** begin **

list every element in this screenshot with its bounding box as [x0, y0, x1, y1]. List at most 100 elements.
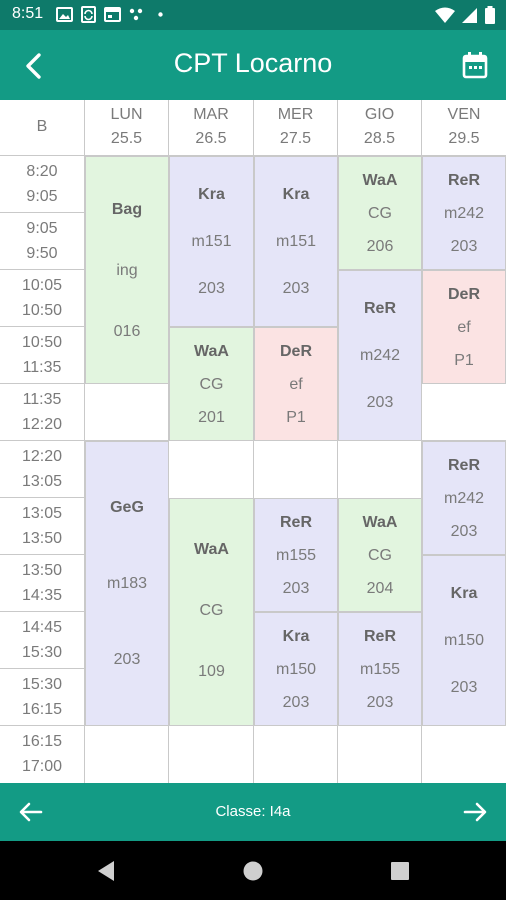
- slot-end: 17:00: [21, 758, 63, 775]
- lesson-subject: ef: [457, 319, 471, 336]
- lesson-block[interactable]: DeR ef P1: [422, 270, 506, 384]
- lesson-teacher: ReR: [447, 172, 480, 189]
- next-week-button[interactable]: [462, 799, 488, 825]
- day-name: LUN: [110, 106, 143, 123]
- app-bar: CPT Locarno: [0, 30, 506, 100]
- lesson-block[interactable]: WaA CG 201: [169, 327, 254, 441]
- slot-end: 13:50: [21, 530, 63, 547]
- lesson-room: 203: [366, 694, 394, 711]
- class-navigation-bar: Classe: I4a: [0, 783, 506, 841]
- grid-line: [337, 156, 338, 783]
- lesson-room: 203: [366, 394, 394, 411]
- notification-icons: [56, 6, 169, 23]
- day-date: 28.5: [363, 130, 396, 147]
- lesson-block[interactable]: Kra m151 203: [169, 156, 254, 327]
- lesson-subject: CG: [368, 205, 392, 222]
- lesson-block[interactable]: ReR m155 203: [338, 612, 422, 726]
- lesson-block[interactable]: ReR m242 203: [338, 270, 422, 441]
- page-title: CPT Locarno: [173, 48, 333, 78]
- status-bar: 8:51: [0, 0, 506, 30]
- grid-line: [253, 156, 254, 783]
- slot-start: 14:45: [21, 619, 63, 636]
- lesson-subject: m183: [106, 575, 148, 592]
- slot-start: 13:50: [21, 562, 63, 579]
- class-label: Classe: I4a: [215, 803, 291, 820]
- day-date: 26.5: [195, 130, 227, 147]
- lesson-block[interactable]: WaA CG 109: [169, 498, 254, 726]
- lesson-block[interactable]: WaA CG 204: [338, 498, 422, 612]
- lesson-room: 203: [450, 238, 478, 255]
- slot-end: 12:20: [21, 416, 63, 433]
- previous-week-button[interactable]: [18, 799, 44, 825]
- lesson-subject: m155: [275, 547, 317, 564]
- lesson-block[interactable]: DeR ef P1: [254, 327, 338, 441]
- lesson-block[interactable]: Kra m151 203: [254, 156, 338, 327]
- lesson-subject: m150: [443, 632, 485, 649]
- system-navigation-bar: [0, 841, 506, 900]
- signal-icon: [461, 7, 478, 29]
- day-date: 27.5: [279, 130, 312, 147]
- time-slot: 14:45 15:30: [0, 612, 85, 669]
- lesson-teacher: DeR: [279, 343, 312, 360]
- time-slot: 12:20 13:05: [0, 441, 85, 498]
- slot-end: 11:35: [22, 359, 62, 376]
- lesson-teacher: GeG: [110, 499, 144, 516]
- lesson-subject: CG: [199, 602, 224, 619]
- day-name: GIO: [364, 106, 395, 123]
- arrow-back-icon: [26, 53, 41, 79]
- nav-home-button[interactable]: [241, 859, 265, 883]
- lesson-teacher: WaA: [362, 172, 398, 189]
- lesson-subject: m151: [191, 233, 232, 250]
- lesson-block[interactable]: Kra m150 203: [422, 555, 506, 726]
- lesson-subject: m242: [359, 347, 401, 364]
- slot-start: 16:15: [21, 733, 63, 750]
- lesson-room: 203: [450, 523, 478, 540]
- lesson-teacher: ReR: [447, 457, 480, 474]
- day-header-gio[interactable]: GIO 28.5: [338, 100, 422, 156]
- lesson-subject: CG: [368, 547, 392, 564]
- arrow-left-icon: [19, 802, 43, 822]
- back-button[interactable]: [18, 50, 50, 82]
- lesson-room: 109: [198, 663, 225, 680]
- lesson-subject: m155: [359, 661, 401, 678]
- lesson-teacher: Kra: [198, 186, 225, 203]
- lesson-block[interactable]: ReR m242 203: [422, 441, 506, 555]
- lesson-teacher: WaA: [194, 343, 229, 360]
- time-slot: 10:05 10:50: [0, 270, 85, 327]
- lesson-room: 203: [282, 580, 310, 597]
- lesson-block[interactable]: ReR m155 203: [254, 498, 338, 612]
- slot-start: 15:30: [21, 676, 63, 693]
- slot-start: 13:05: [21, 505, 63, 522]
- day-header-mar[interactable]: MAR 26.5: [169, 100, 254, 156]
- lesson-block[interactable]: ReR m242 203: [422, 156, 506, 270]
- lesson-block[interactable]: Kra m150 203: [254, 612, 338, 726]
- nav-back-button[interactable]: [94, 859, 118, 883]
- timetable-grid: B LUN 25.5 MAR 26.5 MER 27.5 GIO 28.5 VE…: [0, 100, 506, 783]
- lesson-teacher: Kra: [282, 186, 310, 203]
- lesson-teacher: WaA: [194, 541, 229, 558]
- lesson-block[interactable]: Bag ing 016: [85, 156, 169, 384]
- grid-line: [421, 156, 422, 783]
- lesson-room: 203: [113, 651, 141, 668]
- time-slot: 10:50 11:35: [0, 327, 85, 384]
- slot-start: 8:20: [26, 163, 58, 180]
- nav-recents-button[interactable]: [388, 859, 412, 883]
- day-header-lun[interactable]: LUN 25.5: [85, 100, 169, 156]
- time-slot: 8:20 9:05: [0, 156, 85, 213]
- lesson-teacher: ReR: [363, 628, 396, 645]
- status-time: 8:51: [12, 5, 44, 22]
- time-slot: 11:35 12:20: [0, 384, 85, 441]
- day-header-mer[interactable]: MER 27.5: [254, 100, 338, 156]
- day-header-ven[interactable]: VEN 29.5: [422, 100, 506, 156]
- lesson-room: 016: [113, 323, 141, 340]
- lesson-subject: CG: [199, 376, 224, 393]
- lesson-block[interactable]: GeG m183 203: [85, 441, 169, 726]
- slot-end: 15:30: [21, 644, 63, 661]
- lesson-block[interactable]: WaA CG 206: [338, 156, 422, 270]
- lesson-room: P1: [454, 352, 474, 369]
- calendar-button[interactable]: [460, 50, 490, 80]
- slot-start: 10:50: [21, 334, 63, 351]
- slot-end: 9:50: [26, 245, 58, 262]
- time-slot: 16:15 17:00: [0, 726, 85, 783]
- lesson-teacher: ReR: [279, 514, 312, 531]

** end **
** begin **

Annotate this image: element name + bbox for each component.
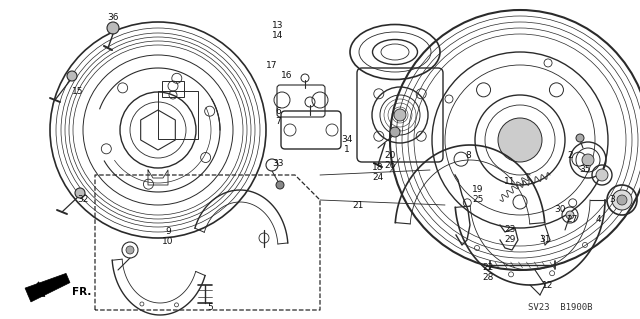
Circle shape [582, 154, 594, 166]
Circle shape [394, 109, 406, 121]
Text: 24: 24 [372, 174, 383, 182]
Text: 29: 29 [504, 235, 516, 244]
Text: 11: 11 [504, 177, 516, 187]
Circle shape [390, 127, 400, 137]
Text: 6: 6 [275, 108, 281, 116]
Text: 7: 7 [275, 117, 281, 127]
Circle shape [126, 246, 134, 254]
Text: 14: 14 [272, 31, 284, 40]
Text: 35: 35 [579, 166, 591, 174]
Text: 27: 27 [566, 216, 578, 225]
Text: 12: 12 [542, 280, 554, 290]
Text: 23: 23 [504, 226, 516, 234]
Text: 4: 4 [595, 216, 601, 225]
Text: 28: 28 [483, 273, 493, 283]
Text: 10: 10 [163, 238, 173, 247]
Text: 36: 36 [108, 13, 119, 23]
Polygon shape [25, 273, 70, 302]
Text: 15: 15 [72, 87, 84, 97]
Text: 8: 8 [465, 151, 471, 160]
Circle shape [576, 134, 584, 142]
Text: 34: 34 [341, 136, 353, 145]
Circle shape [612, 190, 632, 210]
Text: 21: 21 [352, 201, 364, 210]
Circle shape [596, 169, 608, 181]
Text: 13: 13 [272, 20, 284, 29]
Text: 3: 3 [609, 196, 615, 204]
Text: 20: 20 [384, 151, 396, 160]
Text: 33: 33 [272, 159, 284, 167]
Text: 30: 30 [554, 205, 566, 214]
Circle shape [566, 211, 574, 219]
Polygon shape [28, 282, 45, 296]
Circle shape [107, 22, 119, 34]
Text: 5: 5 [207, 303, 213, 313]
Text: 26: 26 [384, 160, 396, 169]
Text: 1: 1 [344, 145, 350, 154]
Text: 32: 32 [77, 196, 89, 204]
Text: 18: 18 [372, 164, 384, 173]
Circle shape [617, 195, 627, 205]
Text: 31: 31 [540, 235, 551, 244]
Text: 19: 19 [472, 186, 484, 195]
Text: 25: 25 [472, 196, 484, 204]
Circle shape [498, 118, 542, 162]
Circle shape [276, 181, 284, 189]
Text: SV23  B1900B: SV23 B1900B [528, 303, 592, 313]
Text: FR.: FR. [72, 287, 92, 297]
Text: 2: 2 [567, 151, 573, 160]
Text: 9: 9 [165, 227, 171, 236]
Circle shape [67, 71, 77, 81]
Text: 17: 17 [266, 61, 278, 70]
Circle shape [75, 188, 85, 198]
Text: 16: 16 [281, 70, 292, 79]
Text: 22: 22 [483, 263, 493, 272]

** end **

→ **WHAT IS NEEDED**: Arrange the records from the line containing "Circle shape [582, 154, 594, 166]" through the line containing "Text: 7: 7 [275, 117, 281, 127]" as a numbered list, leaving out any blank lines. Both of those lines belong in the list.

→ **THE OUTPUT**:
1. Circle shape [582, 154, 594, 166]
2. Circle shape [394, 109, 406, 121]
3. Text: 24: 24 [372, 174, 383, 182]
4. Text: 29: 29 [504, 235, 516, 244]
5. Text: 11: 11 [504, 177, 516, 187]
6. Circle shape [390, 127, 400, 137]
7. Text: 6: 6 [275, 108, 281, 116]
8. Text: 7: 7 [275, 117, 281, 127]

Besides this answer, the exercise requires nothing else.